• What the exercise asks: Scan the material for the word "time", and copy each line where it shows up.

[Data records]

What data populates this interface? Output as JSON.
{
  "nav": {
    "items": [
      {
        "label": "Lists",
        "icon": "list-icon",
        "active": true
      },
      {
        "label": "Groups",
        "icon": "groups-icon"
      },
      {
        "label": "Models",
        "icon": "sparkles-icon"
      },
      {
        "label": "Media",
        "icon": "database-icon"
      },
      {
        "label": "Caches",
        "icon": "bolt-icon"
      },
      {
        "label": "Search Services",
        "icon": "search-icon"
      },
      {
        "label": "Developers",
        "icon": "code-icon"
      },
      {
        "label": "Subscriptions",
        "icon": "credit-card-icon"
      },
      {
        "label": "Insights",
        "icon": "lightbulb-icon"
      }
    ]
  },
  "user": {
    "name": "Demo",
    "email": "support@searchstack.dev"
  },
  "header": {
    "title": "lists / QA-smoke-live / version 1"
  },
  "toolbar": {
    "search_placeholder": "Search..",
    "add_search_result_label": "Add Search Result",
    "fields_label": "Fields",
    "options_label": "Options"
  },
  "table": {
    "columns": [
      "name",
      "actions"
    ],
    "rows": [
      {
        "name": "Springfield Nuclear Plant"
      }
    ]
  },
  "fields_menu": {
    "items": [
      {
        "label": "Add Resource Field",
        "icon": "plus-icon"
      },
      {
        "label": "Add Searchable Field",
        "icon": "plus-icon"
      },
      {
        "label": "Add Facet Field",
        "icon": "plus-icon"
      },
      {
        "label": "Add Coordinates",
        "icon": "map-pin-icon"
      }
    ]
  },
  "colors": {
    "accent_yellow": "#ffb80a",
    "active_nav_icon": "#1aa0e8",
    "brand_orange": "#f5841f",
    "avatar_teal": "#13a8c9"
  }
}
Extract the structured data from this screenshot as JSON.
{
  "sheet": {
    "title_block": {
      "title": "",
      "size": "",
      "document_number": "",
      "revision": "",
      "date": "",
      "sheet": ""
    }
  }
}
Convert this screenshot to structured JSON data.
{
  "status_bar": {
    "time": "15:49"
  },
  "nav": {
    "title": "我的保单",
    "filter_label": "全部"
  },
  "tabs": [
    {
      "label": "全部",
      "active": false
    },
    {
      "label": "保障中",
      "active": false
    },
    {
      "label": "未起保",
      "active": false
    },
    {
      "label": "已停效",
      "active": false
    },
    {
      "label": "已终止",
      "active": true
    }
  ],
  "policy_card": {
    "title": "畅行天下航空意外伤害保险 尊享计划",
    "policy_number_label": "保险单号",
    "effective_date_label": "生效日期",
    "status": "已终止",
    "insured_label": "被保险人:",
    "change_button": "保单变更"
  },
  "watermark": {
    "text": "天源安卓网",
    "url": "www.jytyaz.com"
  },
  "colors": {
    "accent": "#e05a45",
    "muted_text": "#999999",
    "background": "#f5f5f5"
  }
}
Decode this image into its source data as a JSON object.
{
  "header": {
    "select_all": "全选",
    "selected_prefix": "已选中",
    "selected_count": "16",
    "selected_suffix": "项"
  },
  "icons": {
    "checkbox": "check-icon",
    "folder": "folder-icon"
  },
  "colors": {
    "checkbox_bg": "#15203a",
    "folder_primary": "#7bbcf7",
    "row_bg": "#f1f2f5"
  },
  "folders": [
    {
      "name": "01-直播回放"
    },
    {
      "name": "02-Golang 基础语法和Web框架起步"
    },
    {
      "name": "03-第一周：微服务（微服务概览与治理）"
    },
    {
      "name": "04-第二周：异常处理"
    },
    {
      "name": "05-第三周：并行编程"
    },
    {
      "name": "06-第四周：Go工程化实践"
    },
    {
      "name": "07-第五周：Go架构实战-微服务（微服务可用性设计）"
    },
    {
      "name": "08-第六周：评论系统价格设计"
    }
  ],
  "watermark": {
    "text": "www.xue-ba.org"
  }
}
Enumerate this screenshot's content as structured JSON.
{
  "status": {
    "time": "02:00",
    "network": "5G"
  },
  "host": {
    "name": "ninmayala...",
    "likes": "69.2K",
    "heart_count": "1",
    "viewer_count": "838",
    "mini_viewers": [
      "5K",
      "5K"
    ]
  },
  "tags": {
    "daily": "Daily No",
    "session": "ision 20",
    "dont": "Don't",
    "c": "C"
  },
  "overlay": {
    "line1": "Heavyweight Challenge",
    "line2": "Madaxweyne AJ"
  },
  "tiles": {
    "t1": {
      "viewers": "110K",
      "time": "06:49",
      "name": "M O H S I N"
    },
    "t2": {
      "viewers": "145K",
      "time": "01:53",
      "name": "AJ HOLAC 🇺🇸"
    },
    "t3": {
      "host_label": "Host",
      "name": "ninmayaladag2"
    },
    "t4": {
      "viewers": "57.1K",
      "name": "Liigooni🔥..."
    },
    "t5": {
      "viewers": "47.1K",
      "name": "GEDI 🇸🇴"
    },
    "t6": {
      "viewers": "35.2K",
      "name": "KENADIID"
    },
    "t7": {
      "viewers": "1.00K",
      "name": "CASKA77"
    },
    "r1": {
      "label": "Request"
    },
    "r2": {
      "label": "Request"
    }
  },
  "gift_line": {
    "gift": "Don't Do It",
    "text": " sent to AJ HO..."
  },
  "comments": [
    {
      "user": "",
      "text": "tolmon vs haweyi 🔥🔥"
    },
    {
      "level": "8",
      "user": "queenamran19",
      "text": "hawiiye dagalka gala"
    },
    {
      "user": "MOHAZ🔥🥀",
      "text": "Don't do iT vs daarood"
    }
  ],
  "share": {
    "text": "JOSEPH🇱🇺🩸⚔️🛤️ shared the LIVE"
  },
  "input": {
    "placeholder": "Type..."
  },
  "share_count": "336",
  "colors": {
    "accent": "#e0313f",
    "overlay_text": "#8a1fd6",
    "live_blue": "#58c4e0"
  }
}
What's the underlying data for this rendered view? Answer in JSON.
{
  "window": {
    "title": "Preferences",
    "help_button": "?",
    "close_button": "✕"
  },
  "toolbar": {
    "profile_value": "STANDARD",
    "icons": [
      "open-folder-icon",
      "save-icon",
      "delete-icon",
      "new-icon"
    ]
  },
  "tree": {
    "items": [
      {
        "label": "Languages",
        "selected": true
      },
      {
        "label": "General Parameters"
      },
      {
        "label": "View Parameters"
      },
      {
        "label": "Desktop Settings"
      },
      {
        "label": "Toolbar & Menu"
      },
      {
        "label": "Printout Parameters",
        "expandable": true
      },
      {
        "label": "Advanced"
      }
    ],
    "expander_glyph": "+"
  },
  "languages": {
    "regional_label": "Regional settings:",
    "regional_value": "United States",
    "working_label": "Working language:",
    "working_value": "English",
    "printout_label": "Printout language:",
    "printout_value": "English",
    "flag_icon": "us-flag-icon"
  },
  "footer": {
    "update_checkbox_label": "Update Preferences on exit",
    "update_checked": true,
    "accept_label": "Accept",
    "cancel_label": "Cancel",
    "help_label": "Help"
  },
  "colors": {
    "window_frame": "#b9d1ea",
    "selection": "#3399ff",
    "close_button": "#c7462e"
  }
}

• Result of this task:
    "time": "15:49"
    "time": "02:00",
      "time": "06:49",
      "time": "01:53",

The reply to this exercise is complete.